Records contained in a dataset
+ + + +
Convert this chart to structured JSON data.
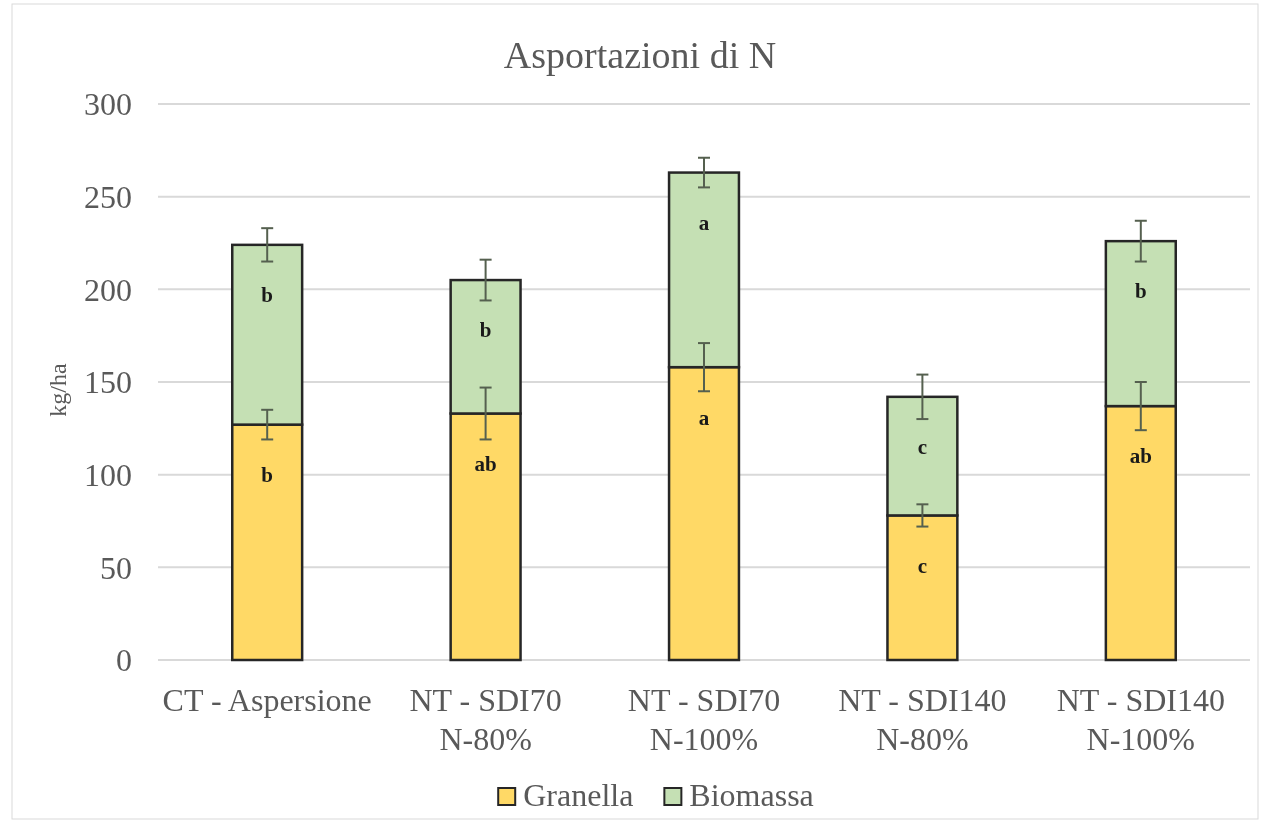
{
  "chart_data": {
    "type": "bar",
    "title": "Asportazioni di N",
    "ylabel": "kg/ha",
    "categories": [
      "CT - Aspersione",
      "NT - SDI70\nN-80%",
      "NT - SDI70\nN-100%",
      "NT - SDI140\nN-80%",
      "NT - SDI140\nN-100%"
    ],
    "series": [
      {
        "name": "Granella",
        "color": "#ffd966",
        "values": [
          127,
          133,
          158,
          78,
          137
        ],
        "errors": [
          8,
          14,
          13,
          6,
          13
        ],
        "value_labels": [
          "b",
          "ab",
          "a",
          "c",
          "ab"
        ]
      },
      {
        "name": "Biomassa",
        "color": "#c5e0b4",
        "values": [
          97,
          72,
          105,
          64,
          89
        ],
        "errors": [
          9,
          11,
          8,
          12,
          11
        ],
        "value_labels": [
          "b",
          "b",
          "a",
          "c",
          "b"
        ]
      }
    ],
    "stacked": true,
    "ylim": [
      0,
      300
    ],
    "yticks": [
      0,
      50,
      100,
      150,
      200,
      250,
      300
    ],
    "grid": "y",
    "legend": "bottom"
  }
}
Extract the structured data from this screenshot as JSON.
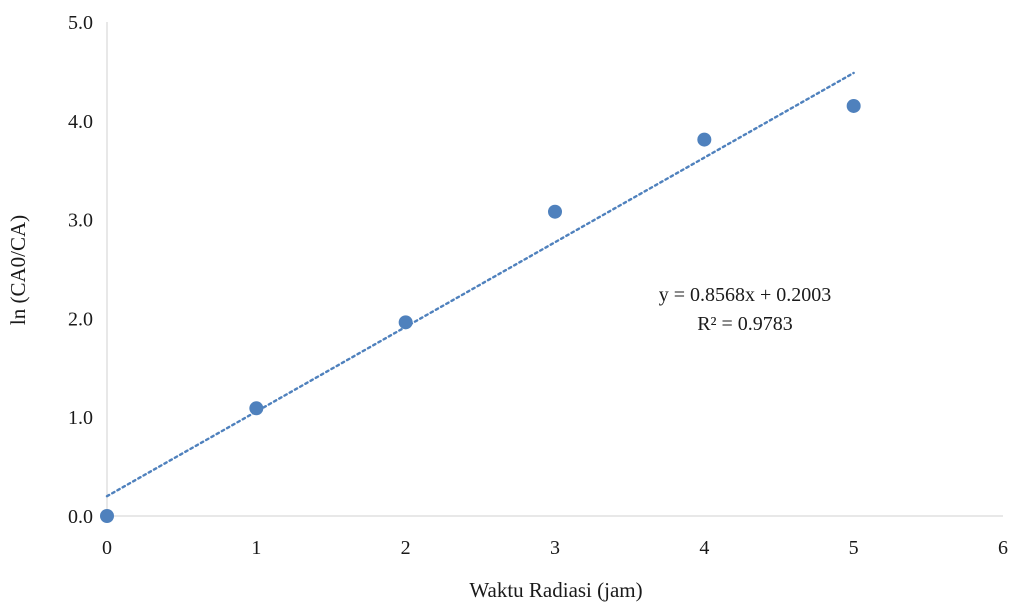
{
  "chart_data": {
    "type": "scatter",
    "xlabel": "Waktu Radiasi (jam)",
    "ylabel": "ln (CA0/CA)",
    "xlim": [
      0,
      6
    ],
    "ylim": [
      0,
      5
    ],
    "xticks": [
      "0",
      "1",
      "2",
      "3",
      "4",
      "5",
      "6"
    ],
    "yticks": [
      "0.0",
      "1.0",
      "2.0",
      "3.0",
      "4.0",
      "5.0"
    ],
    "grid": false,
    "legend": "none",
    "marker_color": "#4f81bd",
    "trend_color": "#4f81bd",
    "axis_color": "#d9d9d9",
    "series": [
      {
        "x": [
          0,
          1,
          2,
          3,
          4,
          5
        ],
        "y": [
          0.0,
          1.09,
          1.96,
          3.08,
          3.81,
          4.15
        ]
      }
    ],
    "trendline": {
      "type": "linear",
      "slope": 0.8568,
      "intercept": 0.2003,
      "x_range": [
        0,
        5
      ],
      "style": "dotted"
    },
    "annotations": {
      "equation": "y = 0.8568x + 0.2003",
      "r_squared": "R² = 0.9783"
    }
  }
}
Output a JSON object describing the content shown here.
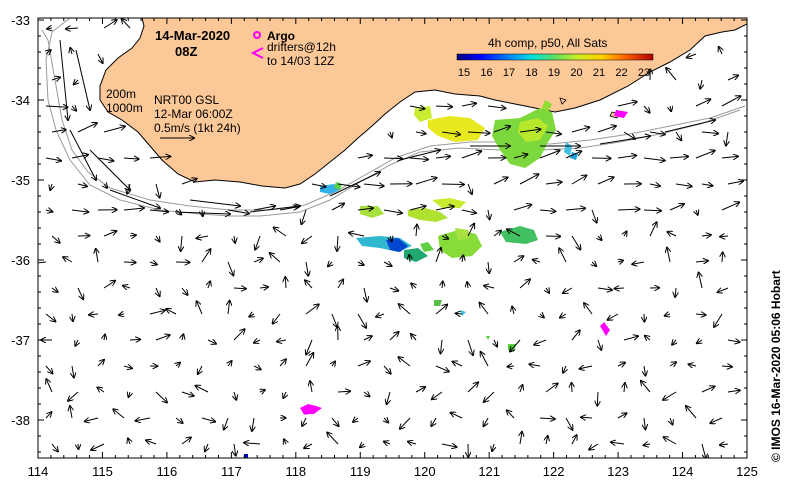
{
  "map": {
    "date": "14-Mar-2020",
    "time": "08Z",
    "legend_argo": "Argo",
    "legend_drifters": "drifters@12h",
    "legend_drifters_to": "to 14/03 12Z",
    "contour_200": "200m",
    "contour_1000": "1000m",
    "product": "NRT00 GSL",
    "product_date": "12-Mar 06:00Z",
    "scale_label": "0.5m/s (1kt 24h)",
    "colorbar_title": "4h comp, p50, All Sats",
    "colorbar_ticks": [
      "15",
      "16",
      "17",
      "18",
      "19",
      "20",
      "21",
      "22",
      "23"
    ],
    "credit": "© IMOS 16-Mar-2020 05:06 Hobart",
    "x_ticks": [
      "114",
      "115",
      "116",
      "117",
      "118",
      "119",
      "120",
      "121",
      "122",
      "123",
      "124",
      "125"
    ],
    "y_ticks": [
      "-33",
      "-34",
      "-35",
      "-36",
      "-37",
      "-38"
    ],
    "colors": {
      "land": "#fcc898",
      "argo": "#ff00ff",
      "drifter": "#ff00ff"
    }
  }
}
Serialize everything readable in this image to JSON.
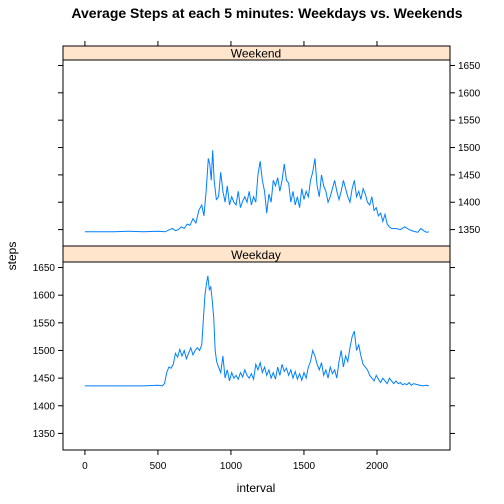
{
  "chart_data": {
    "type": "line",
    "title": "Average Steps at each 5 minutes: Weekdays vs. Weekends",
    "xlabel": "interval",
    "ylabel": "steps",
    "xlim": [
      -150,
      2500
    ],
    "ylim": [
      1320,
      1660
    ],
    "x_ticks": [
      "0",
      "500",
      "1000",
      "1500",
      "2000"
    ],
    "x_tick_values": [
      0,
      500,
      1000,
      1500,
      2000
    ],
    "y_ticks": [
      "1350",
      "1400",
      "1450",
      "1500",
      "1550",
      "1600",
      "1650"
    ],
    "y_tick_values": [
      1350,
      1400,
      1450,
      1500,
      1550,
      1600,
      1650
    ],
    "line_color": "#0080ff",
    "strip_color": "#ffe5cc",
    "panels": [
      {
        "name": "Weekend",
        "y_axis_side": "right",
        "points": [
          [
            0,
            1346
          ],
          [
            100,
            1346
          ],
          [
            200,
            1346
          ],
          [
            300,
            1347
          ],
          [
            400,
            1346
          ],
          [
            500,
            1347
          ],
          [
            550,
            1346
          ],
          [
            580,
            1350
          ],
          [
            600,
            1352
          ],
          [
            620,
            1348
          ],
          [
            640,
            1350
          ],
          [
            660,
            1355
          ],
          [
            680,
            1352
          ],
          [
            700,
            1360
          ],
          [
            720,
            1358
          ],
          [
            740,
            1370
          ],
          [
            760,
            1362
          ],
          [
            780,
            1385
          ],
          [
            800,
            1395
          ],
          [
            815,
            1375
          ],
          [
            830,
            1420
          ],
          [
            845,
            1480
          ],
          [
            855,
            1470
          ],
          [
            865,
            1440
          ],
          [
            875,
            1495
          ],
          [
            885,
            1440
          ],
          [
            900,
            1405
          ],
          [
            915,
            1410
          ],
          [
            930,
            1455
          ],
          [
            945,
            1420
          ],
          [
            960,
            1400
          ],
          [
            975,
            1430
          ],
          [
            990,
            1395
          ],
          [
            1005,
            1410
          ],
          [
            1020,
            1400
          ],
          [
            1035,
            1395
          ],
          [
            1050,
            1420
          ],
          [
            1065,
            1390
          ],
          [
            1080,
            1402
          ],
          [
            1095,
            1410
          ],
          [
            1110,
            1400
          ],
          [
            1125,
            1420
          ],
          [
            1140,
            1395
          ],
          [
            1155,
            1410
          ],
          [
            1170,
            1400
          ],
          [
            1185,
            1450
          ],
          [
            1200,
            1475
          ],
          [
            1215,
            1440
          ],
          [
            1230,
            1420
          ],
          [
            1245,
            1380
          ],
          [
            1260,
            1415
          ],
          [
            1275,
            1400
          ],
          [
            1290,
            1440
          ],
          [
            1305,
            1430
          ],
          [
            1320,
            1445
          ],
          [
            1335,
            1420
          ],
          [
            1350,
            1440
          ],
          [
            1365,
            1470
          ],
          [
            1380,
            1440
          ],
          [
            1395,
            1435
          ],
          [
            1410,
            1400
          ],
          [
            1425,
            1420
          ],
          [
            1440,
            1395
          ],
          [
            1455,
            1410
          ],
          [
            1470,
            1390
          ],
          [
            1485,
            1425
          ],
          [
            1500,
            1405
          ],
          [
            1515,
            1420
          ],
          [
            1530,
            1410
          ],
          [
            1545,
            1440
          ],
          [
            1560,
            1455
          ],
          [
            1575,
            1480
          ],
          [
            1590,
            1430
          ],
          [
            1605,
            1410
          ],
          [
            1620,
            1450
          ],
          [
            1635,
            1430
          ],
          [
            1650,
            1420
          ],
          [
            1665,
            1400
          ],
          [
            1680,
            1410
          ],
          [
            1695,
            1425
          ],
          [
            1710,
            1440
          ],
          [
            1725,
            1420
          ],
          [
            1740,
            1405
          ],
          [
            1755,
            1420
          ],
          [
            1770,
            1440
          ],
          [
            1785,
            1425
          ],
          [
            1800,
            1410
          ],
          [
            1815,
            1400
          ],
          [
            1830,
            1425
          ],
          [
            1845,
            1440
          ],
          [
            1860,
            1410
          ],
          [
            1875,
            1420
          ],
          [
            1890,
            1405
          ],
          [
            1905,
            1425
          ],
          [
            1920,
            1415
          ],
          [
            1935,
            1400
          ],
          [
            1950,
            1395
          ],
          [
            1965,
            1410
          ],
          [
            1980,
            1385
          ],
          [
            1995,
            1390
          ],
          [
            2010,
            1375
          ],
          [
            2025,
            1380
          ],
          [
            2040,
            1365
          ],
          [
            2055,
            1378
          ],
          [
            2070,
            1360
          ],
          [
            2085,
            1355
          ],
          [
            2100,
            1352
          ],
          [
            2130,
            1352
          ],
          [
            2160,
            1350
          ],
          [
            2190,
            1355
          ],
          [
            2220,
            1350
          ],
          [
            2250,
            1347
          ],
          [
            2280,
            1345
          ],
          [
            2300,
            1352
          ],
          [
            2320,
            1348
          ],
          [
            2340,
            1345
          ],
          [
            2355,
            1346
          ]
        ]
      },
      {
        "name": "Weekday",
        "y_axis_side": "left",
        "points": [
          [
            0,
            1436
          ],
          [
            100,
            1436
          ],
          [
            200,
            1436
          ],
          [
            300,
            1436
          ],
          [
            400,
            1436
          ],
          [
            500,
            1437
          ],
          [
            530,
            1436
          ],
          [
            545,
            1440
          ],
          [
            560,
            1460
          ],
          [
            575,
            1470
          ],
          [
            590,
            1468
          ],
          [
            605,
            1475
          ],
          [
            620,
            1495
          ],
          [
            635,
            1488
          ],
          [
            650,
            1502
          ],
          [
            665,
            1490
          ],
          [
            680,
            1500
          ],
          [
            695,
            1485
          ],
          [
            710,
            1495
          ],
          [
            725,
            1505
          ],
          [
            740,
            1492
          ],
          [
            755,
            1500
          ],
          [
            770,
            1505
          ],
          [
            785,
            1500
          ],
          [
            800,
            1510
          ],
          [
            812,
            1560
          ],
          [
            822,
            1600
          ],
          [
            832,
            1620
          ],
          [
            842,
            1635
          ],
          [
            852,
            1610
          ],
          [
            862,
            1615
          ],
          [
            872,
            1590
          ],
          [
            882,
            1560
          ],
          [
            892,
            1500
          ],
          [
            902,
            1480
          ],
          [
            915,
            1470
          ],
          [
            930,
            1460
          ],
          [
            945,
            1490
          ],
          [
            960,
            1450
          ],
          [
            975,
            1465
          ],
          [
            990,
            1445
          ],
          [
            1005,
            1460
          ],
          [
            1020,
            1450
          ],
          [
            1035,
            1455
          ],
          [
            1050,
            1448
          ],
          [
            1065,
            1460
          ],
          [
            1080,
            1452
          ],
          [
            1095,
            1465
          ],
          [
            1110,
            1455
          ],
          [
            1125,
            1450
          ],
          [
            1140,
            1458
          ],
          [
            1155,
            1448
          ],
          [
            1170,
            1475
          ],
          [
            1185,
            1465
          ],
          [
            1200,
            1478
          ],
          [
            1215,
            1460
          ],
          [
            1230,
            1470
          ],
          [
            1245,
            1455
          ],
          [
            1260,
            1465
          ],
          [
            1275,
            1450
          ],
          [
            1290,
            1460
          ],
          [
            1305,
            1448
          ],
          [
            1320,
            1470
          ],
          [
            1335,
            1455
          ],
          [
            1350,
            1475
          ],
          [
            1365,
            1462
          ],
          [
            1380,
            1468
          ],
          [
            1395,
            1455
          ],
          [
            1410,
            1465
          ],
          [
            1425,
            1450
          ],
          [
            1440,
            1462
          ],
          [
            1455,
            1448
          ],
          [
            1470,
            1458
          ],
          [
            1485,
            1446
          ],
          [
            1500,
            1460
          ],
          [
            1515,
            1450
          ],
          [
            1530,
            1470
          ],
          [
            1545,
            1480
          ],
          [
            1560,
            1500
          ],
          [
            1575,
            1490
          ],
          [
            1590,
            1475
          ],
          [
            1605,
            1465
          ],
          [
            1620,
            1478
          ],
          [
            1635,
            1455
          ],
          [
            1650,
            1465
          ],
          [
            1665,
            1450
          ],
          [
            1680,
            1470
          ],
          [
            1695,
            1458
          ],
          [
            1710,
            1465
          ],
          [
            1725,
            1450
          ],
          [
            1740,
            1480
          ],
          [
            1755,
            1500
          ],
          [
            1770,
            1470
          ],
          [
            1785,
            1490
          ],
          [
            1800,
            1480
          ],
          [
            1815,
            1505
          ],
          [
            1830,
            1525
          ],
          [
            1845,
            1535
          ],
          [
            1860,
            1500
          ],
          [
            1875,
            1510
          ],
          [
            1890,
            1490
          ],
          [
            1905,
            1475
          ],
          [
            1920,
            1470
          ],
          [
            1935,
            1465
          ],
          [
            1950,
            1455
          ],
          [
            1965,
            1450
          ],
          [
            1980,
            1445
          ],
          [
            1995,
            1455
          ],
          [
            2010,
            1448
          ],
          [
            2025,
            1442
          ],
          [
            2040,
            1450
          ],
          [
            2055,
            1445
          ],
          [
            2070,
            1440
          ],
          [
            2085,
            1450
          ],
          [
            2100,
            1445
          ],
          [
            2115,
            1440
          ],
          [
            2130,
            1445
          ],
          [
            2145,
            1440
          ],
          [
            2160,
            1442
          ],
          [
            2175,
            1438
          ],
          [
            2190,
            1440
          ],
          [
            2205,
            1438
          ],
          [
            2220,
            1442
          ],
          [
            2235,
            1437
          ],
          [
            2250,
            1440
          ],
          [
            2280,
            1438
          ],
          [
            2310,
            1436
          ],
          [
            2340,
            1437
          ],
          [
            2355,
            1436
          ]
        ]
      }
    ]
  }
}
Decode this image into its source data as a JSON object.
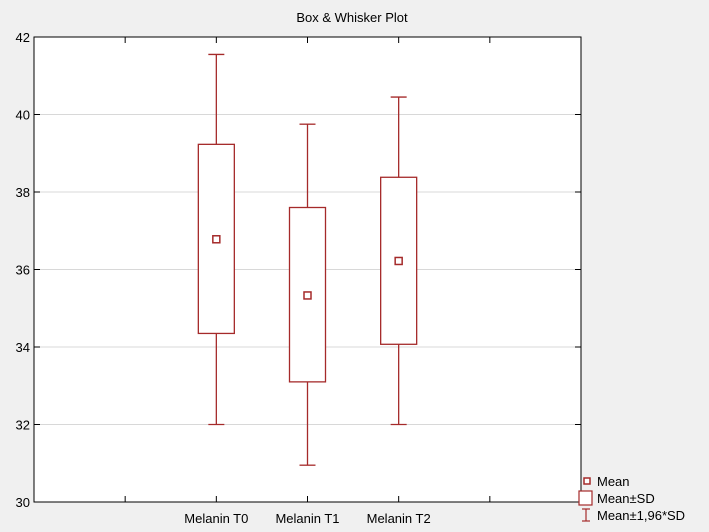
{
  "chart_data": {
    "type": "box",
    "title": "Box & Whisker Plot",
    "xlabel": "",
    "ylabel": "",
    "ylim": [
      30,
      42
    ],
    "yticks": [
      30,
      32,
      34,
      36,
      38,
      40,
      42
    ],
    "grid": true,
    "categories": [
      "Melanin T0",
      "Melanin T1",
      "Melanin T2"
    ],
    "boxes": [
      {
        "category": "Melanin T0",
        "mean": 36.78,
        "mean_minus_sd": 34.35,
        "mean_plus_sd": 39.23,
        "lower_whisker": 32.0,
        "upper_whisker": 41.55
      },
      {
        "category": "Melanin T1",
        "mean": 35.33,
        "mean_minus_sd": 33.1,
        "mean_plus_sd": 37.6,
        "lower_whisker": 30.95,
        "upper_whisker": 39.75
      },
      {
        "category": "Melanin T2",
        "mean": 36.22,
        "mean_minus_sd": 34.07,
        "mean_plus_sd": 38.38,
        "lower_whisker": 32.0,
        "upper_whisker": 40.45
      }
    ],
    "legend_position": "bottom-right",
    "legend": [
      {
        "symbol": "mean-square",
        "label": "Mean"
      },
      {
        "symbol": "box",
        "label": "Mean±SD"
      },
      {
        "symbol": "whisker",
        "label": "Mean±1,96*SD"
      }
    ],
    "colors": {
      "series": "#a52a2a",
      "grid": "#d8d8d8",
      "axis": "#000000",
      "background": "#f0f0f0",
      "plot_background": "#ffffff"
    }
  }
}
+ + + +
- [Task]:
From the listing above, copy out each line where the word "this" appears.

- [Solution]:
Convert this chart to structured JSON data.
Extract the structured data from this screenshot as JSON.
Serialize everything readable in this image to JSON.
Decode this image into its source data as a JSON object.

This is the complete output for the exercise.